**Text passage:**

* Start *

The channels 601, 622 are each illustratively sized to slidingly receive and retain therein a portion of the flange 12 extending along a respective side of the part 10, and the gibs 561-565 are spaced apart between respective ones of the opening 541-544 such that the flange 12 on opposite sides of a single part 10 may be slidingly received within opposite channels 601, 602 along the face 52E of the panel 52 to position the part 10 on or adjacent the face 52E with the opening 30 of the cavity 28 facing a respective one of the openings 541-544. Illustratively, the gibs 561-565 are positioned relative to the openings 541-544 such the cavities 28 of parts 10 positioned within respective ones of the gibs 561-565 are oriented, e.g., centered, horizontally with respect to the openings 541-544. The stops 581-584 serve as resting surfaces supporting the flanges 12 extending about the bottom regions 22B of parts 10 received within and between respective ones of the gibs 561-565, and thus supporting the parts 10 positioned on or adjacent to the face 52E of the panel 52. The stops 581-584 are illustratively spaced apart from the bottom edges of the openings 541-544 such that the cavities 28 of parts 10 having flanges 12 supported on and by the stops 581-584 are oriented, e.g., centered, vertically with respect to the openings 541-544.
In some alternate embodiments, one or more of the gibs 561-565 may be combined with one or more of the stop members 58 to form unitary pieces. In other alternate embodiments, one or more of the gibs 561-565 and/or one or more of the stop members 581-584 may be provided in multiple parts each of which may be separately attached to the panel 52, or which may be assembled together prior to attachment to the panel 52. In still other alternate embodiments, one or more of the gibs 561-565 may include stop surfaces or structures within the channels 601, 602 at or adjacent to the bottom 52B of the panels 52, and in such embodiments one or more of the stop member 581-584 may be omitted. Those skilled in the art will recognize other part retaining structures that may be used in place of or in addition to the gibs 561-565 and stop members 581-584, and it will be understood that any such other part retaining structures are intended to fall within the scope of this disclosure.

* End *

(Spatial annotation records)
* Start *

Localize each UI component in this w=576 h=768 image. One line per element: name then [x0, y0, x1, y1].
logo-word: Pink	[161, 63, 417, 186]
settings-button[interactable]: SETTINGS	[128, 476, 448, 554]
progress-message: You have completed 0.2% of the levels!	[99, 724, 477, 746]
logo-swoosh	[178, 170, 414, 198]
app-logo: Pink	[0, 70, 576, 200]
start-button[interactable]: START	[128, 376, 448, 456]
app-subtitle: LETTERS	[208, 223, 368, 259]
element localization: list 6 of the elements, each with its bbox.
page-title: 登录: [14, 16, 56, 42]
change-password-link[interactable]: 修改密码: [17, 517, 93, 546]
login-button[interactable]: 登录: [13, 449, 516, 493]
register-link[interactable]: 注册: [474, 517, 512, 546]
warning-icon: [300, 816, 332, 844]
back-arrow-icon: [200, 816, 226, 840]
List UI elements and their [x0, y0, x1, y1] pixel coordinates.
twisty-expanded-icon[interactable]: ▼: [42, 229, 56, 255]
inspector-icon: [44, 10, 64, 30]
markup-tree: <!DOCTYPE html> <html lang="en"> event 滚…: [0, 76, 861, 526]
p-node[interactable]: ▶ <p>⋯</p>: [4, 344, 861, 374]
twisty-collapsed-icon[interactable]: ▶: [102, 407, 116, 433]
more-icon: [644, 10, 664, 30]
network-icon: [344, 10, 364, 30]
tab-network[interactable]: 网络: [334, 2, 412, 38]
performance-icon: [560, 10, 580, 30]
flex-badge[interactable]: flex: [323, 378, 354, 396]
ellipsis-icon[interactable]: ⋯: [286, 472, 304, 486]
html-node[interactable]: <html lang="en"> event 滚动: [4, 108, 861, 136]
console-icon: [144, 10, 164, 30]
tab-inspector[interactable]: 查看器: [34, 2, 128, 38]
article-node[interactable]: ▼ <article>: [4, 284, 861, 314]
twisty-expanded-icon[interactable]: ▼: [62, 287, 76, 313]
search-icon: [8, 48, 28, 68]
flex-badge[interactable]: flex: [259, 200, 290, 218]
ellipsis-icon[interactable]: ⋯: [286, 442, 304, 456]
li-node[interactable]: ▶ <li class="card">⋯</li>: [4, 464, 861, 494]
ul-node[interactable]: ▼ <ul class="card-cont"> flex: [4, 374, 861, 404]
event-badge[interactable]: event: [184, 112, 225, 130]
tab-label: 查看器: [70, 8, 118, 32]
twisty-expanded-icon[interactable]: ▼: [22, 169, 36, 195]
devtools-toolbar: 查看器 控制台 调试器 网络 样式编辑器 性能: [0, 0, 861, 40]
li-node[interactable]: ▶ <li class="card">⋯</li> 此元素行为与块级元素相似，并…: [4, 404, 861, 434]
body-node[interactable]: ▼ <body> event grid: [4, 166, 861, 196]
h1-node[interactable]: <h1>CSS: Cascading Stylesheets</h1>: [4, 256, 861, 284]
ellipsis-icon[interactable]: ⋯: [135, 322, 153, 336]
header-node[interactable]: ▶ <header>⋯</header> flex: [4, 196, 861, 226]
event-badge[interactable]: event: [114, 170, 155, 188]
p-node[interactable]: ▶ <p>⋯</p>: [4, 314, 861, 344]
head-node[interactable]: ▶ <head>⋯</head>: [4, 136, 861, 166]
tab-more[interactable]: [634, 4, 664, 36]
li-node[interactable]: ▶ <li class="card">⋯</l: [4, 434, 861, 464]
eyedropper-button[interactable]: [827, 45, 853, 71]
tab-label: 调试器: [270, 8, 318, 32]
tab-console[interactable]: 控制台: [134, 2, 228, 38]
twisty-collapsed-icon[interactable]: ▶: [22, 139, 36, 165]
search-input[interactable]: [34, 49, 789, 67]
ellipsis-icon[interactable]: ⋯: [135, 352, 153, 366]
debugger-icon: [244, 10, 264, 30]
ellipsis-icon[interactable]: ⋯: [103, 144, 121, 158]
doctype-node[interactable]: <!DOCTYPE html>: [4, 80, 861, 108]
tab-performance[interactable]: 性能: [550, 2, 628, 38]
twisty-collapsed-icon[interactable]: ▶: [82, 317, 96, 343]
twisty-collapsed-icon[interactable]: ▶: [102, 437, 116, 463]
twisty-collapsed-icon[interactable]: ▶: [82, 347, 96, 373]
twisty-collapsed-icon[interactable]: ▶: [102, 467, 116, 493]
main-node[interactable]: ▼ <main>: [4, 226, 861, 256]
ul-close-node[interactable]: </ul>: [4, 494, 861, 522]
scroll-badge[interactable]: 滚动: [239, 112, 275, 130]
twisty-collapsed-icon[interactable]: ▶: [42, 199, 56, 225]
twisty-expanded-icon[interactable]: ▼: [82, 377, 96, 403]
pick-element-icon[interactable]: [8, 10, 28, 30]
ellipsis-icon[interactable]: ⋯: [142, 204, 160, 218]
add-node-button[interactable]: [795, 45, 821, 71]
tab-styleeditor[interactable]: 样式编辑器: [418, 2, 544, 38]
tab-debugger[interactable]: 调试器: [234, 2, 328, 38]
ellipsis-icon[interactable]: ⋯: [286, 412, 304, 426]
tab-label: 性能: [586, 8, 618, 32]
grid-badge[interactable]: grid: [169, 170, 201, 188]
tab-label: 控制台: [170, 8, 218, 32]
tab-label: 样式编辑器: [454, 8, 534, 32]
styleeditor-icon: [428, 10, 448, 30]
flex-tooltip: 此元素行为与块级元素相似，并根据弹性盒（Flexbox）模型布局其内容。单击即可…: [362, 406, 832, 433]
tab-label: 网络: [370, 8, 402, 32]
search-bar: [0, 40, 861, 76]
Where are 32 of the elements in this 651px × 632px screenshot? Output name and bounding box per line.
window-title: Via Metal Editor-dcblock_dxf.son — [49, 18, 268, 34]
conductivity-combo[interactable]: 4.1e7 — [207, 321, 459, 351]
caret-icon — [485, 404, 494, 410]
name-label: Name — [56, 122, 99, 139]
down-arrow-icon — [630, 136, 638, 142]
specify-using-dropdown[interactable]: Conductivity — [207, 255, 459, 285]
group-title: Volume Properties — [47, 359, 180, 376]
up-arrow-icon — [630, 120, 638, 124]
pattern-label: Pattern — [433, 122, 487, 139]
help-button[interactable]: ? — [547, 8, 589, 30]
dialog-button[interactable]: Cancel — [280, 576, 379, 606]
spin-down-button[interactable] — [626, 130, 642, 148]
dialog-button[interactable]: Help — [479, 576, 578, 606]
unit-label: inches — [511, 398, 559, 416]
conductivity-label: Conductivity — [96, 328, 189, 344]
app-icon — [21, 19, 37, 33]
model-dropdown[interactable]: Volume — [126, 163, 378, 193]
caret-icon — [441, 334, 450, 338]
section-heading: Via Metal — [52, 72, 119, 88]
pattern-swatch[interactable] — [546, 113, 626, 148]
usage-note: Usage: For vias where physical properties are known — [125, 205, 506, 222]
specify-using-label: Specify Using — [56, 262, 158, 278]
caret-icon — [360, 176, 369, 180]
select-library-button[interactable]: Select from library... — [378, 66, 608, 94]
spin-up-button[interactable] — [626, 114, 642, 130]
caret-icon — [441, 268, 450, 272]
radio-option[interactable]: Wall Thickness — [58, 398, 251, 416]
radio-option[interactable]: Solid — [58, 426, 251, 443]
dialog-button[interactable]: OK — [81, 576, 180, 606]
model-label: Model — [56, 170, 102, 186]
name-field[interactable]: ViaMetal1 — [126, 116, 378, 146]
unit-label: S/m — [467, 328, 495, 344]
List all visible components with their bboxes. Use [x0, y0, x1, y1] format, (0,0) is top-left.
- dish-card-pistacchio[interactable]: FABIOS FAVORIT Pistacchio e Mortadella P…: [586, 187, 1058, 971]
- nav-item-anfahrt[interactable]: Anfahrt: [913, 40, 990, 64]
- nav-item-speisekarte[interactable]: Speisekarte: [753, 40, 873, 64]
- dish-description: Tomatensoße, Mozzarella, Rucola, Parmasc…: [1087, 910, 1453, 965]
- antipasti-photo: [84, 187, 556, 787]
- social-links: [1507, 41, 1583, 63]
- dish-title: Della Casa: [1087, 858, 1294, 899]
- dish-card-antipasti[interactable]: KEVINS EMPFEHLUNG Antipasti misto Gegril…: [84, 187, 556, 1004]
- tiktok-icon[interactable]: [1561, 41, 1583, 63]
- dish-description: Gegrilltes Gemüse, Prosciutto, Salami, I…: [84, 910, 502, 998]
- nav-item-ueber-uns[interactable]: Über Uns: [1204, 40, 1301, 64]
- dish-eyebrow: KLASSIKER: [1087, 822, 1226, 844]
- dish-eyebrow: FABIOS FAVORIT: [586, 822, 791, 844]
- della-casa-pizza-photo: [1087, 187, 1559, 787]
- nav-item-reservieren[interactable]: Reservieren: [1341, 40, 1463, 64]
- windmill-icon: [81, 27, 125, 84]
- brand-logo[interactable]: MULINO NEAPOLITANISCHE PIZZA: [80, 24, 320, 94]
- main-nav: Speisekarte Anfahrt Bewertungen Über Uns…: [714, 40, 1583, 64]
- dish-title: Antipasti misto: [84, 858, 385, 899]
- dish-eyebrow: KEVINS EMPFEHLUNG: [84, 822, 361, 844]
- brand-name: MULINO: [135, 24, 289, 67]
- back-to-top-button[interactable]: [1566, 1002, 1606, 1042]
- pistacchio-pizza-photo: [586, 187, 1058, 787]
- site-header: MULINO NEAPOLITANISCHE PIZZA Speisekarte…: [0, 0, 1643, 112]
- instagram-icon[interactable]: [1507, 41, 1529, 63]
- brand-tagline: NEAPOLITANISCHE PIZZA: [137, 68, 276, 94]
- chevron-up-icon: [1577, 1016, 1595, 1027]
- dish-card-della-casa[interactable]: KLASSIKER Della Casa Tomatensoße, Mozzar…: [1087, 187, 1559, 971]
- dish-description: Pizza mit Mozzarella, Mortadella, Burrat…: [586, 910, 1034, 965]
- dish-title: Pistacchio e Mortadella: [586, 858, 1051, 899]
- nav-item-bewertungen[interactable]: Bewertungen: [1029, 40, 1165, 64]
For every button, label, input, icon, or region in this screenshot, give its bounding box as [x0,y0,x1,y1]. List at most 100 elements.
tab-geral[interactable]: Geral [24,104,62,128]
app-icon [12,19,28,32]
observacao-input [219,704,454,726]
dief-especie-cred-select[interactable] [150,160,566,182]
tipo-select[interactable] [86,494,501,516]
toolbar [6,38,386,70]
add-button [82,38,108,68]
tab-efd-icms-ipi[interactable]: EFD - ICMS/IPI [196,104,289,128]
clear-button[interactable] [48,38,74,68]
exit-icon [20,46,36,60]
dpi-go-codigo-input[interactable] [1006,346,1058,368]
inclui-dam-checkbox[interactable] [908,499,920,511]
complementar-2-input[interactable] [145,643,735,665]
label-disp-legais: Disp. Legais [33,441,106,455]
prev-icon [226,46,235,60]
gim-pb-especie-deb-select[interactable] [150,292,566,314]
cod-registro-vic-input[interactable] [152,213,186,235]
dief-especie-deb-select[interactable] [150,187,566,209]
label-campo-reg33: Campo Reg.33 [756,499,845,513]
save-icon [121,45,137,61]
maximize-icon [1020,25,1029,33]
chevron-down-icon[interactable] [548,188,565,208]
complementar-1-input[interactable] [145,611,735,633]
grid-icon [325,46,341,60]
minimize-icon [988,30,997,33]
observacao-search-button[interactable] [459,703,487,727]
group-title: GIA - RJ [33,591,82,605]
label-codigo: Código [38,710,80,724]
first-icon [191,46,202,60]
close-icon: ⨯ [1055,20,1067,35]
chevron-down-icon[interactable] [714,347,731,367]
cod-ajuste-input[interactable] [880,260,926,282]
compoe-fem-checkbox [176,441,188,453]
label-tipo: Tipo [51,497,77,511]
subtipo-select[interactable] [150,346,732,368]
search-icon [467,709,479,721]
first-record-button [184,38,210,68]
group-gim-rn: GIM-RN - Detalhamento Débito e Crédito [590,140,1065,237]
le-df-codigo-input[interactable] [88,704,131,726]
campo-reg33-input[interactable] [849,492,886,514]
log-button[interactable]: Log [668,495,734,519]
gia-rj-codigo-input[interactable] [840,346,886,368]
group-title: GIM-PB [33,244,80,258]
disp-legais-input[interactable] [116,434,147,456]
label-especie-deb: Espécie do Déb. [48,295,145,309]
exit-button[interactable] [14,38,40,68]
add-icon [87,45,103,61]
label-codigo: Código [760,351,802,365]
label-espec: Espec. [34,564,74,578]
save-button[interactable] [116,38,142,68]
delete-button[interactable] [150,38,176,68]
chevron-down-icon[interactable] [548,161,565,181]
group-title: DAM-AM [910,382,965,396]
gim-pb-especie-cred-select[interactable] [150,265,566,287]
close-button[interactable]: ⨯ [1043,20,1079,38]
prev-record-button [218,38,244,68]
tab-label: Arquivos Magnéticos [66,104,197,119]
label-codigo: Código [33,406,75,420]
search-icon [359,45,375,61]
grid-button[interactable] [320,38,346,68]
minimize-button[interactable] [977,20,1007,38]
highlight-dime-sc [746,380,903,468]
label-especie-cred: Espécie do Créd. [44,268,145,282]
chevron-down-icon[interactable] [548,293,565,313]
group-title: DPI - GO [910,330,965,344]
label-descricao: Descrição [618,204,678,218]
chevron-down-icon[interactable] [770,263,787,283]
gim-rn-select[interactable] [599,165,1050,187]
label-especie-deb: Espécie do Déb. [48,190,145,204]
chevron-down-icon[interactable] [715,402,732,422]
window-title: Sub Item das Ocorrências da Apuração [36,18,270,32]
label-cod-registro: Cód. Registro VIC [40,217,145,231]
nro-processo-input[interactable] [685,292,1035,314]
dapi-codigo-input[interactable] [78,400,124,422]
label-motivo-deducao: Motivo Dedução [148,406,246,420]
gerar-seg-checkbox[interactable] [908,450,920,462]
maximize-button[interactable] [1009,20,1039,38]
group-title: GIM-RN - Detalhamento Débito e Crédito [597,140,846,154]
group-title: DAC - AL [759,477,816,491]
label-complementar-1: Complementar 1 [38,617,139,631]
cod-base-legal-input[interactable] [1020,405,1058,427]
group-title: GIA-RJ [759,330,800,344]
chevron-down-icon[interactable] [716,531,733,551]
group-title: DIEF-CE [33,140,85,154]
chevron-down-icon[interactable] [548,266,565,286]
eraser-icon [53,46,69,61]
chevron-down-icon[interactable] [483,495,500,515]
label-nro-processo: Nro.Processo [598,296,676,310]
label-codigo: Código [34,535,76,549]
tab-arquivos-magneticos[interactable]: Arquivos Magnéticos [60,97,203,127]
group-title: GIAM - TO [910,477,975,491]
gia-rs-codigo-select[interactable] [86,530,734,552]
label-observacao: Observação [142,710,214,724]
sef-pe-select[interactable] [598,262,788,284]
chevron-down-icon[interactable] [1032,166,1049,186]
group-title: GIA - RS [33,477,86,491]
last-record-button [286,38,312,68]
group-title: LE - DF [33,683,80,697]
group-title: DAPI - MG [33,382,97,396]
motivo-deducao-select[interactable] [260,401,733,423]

* End *

**Set of tasks:**
1) In the passage on part retaining structures, what may be omitted when one or more of the gibs include stop surfaces or structures within the channels?
2) Retype the records from their first line through the line that contains "page-title: 登录: [14, 16, 56, 42]", including both of those lines.
The passage and the records were taken from unrelated sources.

**Answers in order:**
1) One or more of the stop members 581-584 may be omitted.

2)
Localize each UI component in this w=576 h=768 image. One line per element: name then [x0, y0, x1, y1].
logo-word: Pink	[161, 63, 417, 186]
settings-button[interactable]: SETTINGS	[128, 476, 448, 554]
progress-message: You have completed 0.2% of the levels!	[99, 724, 477, 746]
logo-swoosh	[178, 170, 414, 198]
app-logo: Pink	[0, 70, 576, 200]
start-button[interactable]: START	[128, 376, 448, 456]
app-subtitle: LETTERS	[208, 223, 368, 259]
element localization: list 6 of the elements, each with its bbox.
page-title: 登录: [14, 16, 56, 42]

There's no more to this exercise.